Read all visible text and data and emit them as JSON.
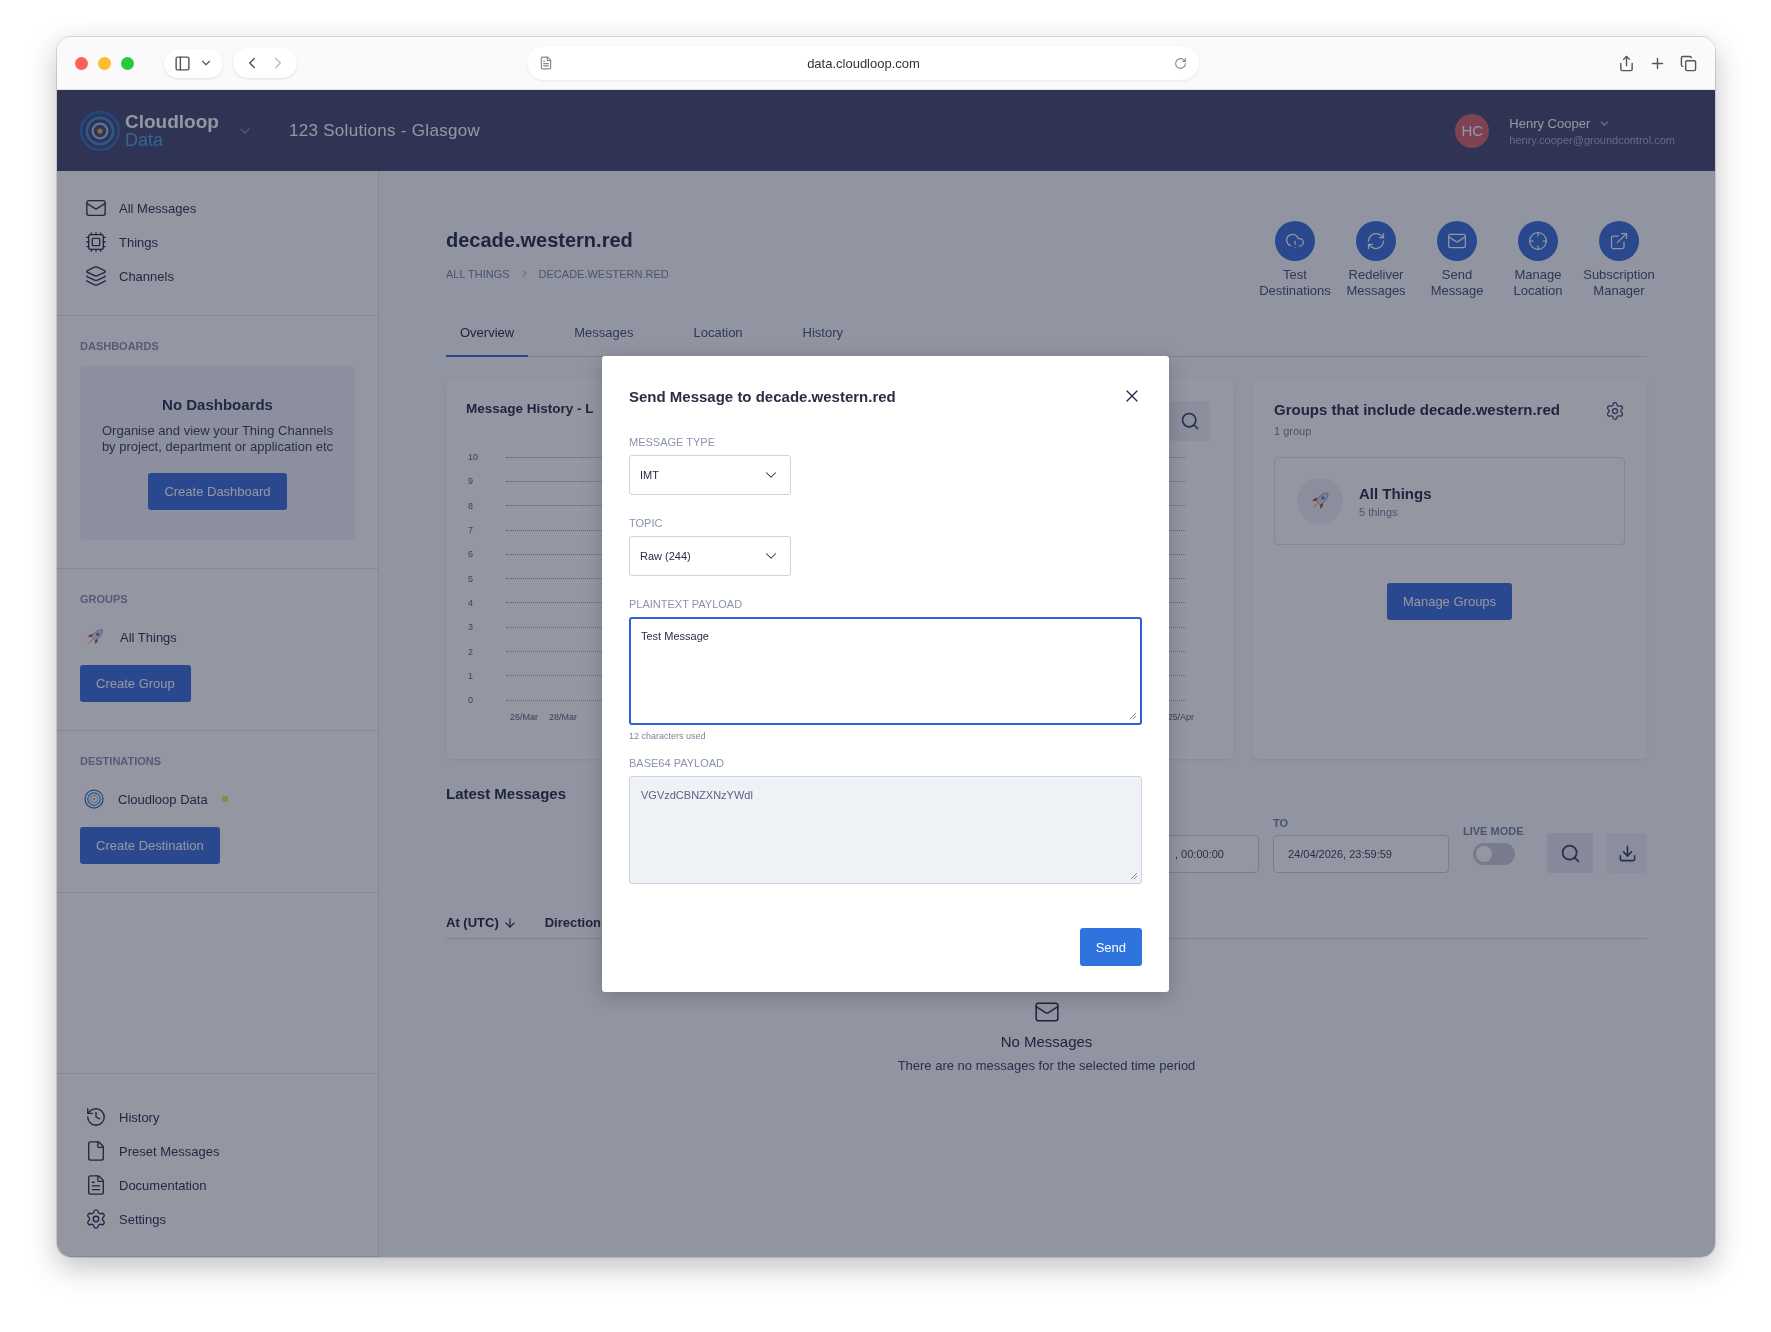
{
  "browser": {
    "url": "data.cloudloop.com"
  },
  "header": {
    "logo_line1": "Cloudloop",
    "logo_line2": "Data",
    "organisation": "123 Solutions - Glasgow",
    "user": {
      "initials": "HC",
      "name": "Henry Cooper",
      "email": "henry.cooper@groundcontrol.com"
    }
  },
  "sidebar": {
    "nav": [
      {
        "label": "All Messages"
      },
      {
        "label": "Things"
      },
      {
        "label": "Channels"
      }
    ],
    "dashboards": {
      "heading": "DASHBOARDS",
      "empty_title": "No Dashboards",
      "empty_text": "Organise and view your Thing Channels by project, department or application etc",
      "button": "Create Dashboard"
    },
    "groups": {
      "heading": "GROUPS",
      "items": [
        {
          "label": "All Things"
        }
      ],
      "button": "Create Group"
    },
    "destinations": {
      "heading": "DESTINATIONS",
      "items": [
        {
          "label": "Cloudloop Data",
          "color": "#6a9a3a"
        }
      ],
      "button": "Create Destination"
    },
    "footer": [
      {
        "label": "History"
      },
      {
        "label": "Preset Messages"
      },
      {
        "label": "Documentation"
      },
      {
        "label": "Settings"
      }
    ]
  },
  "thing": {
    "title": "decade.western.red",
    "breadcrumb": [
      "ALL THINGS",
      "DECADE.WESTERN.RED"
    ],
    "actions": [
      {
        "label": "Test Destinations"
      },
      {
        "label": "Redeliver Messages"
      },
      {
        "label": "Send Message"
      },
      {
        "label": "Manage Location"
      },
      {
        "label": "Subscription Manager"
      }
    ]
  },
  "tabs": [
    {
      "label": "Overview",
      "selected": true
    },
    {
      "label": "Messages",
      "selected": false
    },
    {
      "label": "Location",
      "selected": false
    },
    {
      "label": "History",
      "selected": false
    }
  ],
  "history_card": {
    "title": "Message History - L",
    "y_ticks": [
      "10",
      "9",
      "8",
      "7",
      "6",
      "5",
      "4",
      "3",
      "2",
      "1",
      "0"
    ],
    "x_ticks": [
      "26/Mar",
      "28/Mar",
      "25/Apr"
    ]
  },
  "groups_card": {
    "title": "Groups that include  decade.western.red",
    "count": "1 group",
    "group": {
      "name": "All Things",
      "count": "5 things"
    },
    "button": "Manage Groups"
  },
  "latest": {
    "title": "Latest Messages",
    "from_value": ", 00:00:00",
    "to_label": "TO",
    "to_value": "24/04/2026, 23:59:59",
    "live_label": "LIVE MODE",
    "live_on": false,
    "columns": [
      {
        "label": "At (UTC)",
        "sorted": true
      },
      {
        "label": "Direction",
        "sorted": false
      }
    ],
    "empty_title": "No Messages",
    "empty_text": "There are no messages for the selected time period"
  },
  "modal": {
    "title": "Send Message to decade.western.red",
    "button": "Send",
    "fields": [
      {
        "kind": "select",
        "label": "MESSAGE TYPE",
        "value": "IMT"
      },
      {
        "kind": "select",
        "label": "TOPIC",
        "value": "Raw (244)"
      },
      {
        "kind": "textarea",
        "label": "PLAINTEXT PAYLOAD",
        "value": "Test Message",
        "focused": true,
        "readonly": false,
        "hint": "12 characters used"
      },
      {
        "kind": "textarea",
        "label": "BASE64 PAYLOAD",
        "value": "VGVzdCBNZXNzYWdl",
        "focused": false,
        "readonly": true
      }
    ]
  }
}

■ Short problem:
Reproduce the whole listing above word for word, but not its pictures.

■ Correct result:
Read all visible text and data and emit them as JSON.
{
  "browser": {
    "url": "data.cloudloop.com"
  },
  "header": {
    "logo_line1": "Cloudloop",
    "logo_line2": "Data",
    "organisation": "123 Solutions - Glasgow",
    "user": {
      "initials": "HC",
      "name": "Henry Cooper",
      "email": "henry.cooper@groundcontrol.com"
    }
  },
  "sidebar": {
    "nav": [
      {
        "label": "All Messages"
      },
      {
        "label": "Things"
      },
      {
        "label": "Channels"
      }
    ],
    "dashboards": {
      "heading": "DASHBOARDS",
      "empty_title": "No Dashboards",
      "empty_text": "Organise and view your Thing Channels by project, department or application etc",
      "button": "Create Dashboard"
    },
    "groups": {
      "heading": "GROUPS",
      "items": [
        {
          "label": "All Things"
        }
      ],
      "button": "Create Group"
    },
    "destinations": {
      "heading": "DESTINATIONS",
      "items": [
        {
          "label": "Cloudloop Data",
          "color": "#6a9a3a"
        }
      ],
      "button": "Create Destination"
    },
    "footer": [
      {
        "label": "History"
      },
      {
        "label": "Preset Messages"
      },
      {
        "label": "Documentation"
      },
      {
        "label": "Settings"
      }
    ]
  },
  "thing": {
    "title": "decade.western.red",
    "breadcrumb": [
      "ALL THINGS",
      "DECADE.WESTERN.RED"
    ],
    "actions": [
      {
        "label": "Test Destinations"
      },
      {
        "label": "Redeliver Messages"
      },
      {
        "label": "Send Message"
      },
      {
        "label": "Manage Location"
      },
      {
        "label": "Subscription Manager"
      }
    ]
  },
  "tabs": [
    {
      "label": "Overview",
      "selected": true
    },
    {
      "label": "Messages",
      "selected": false
    },
    {
      "label": "Location",
      "selected": false
    },
    {
      "label": "History",
      "selected": false
    }
  ],
  "history_card": {
    "title": "Message History - L",
    "y_ticks": [
      "10",
      "9",
      "8",
      "7",
      "6",
      "5",
      "4",
      "3",
      "2",
      "1",
      "0"
    ],
    "x_ticks": [
      "26/Mar",
      "28/Mar",
      "25/Apr"
    ]
  },
  "groups_card": {
    "title": "Groups that include  decade.western.red",
    "count": "1 group",
    "group": {
      "name": "All Things",
      "count": "5 things"
    },
    "button": "Manage Groups"
  },
  "latest": {
    "title": "Latest Messages",
    "from_value": ", 00:00:00",
    "to_label": "TO",
    "to_value": "24/04/2026, 23:59:59",
    "live_label": "LIVE MODE",
    "live_on": false,
    "columns": [
      {
        "label": "At (UTC)",
        "sorted": true
      },
      {
        "label": "Direction",
        "sorted": false
      }
    ],
    "empty_title": "No Messages",
    "empty_text": "There are no messages for the selected time period"
  },
  "modal": {
    "title": "Send Message to decade.western.red",
    "button": "Send",
    "fields": [
      {
        "kind": "select",
        "label": "MESSAGE TYPE",
        "value": "IMT"
      },
      {
        "kind": "select",
        "label": "TOPIC",
        "value": "Raw (244)"
      },
      {
        "kind": "textarea",
        "label": "PLAINTEXT PAYLOAD",
        "value": "Test Message",
        "focused": true,
        "readonly": false,
        "hint": "12 characters used"
      },
      {
        "kind": "textarea",
        "label": "BASE64 PAYLOAD",
        "value": "VGVzdCBNZXNzYWdl",
        "focused": false,
        "readonly": true
      }
    ]
  }
}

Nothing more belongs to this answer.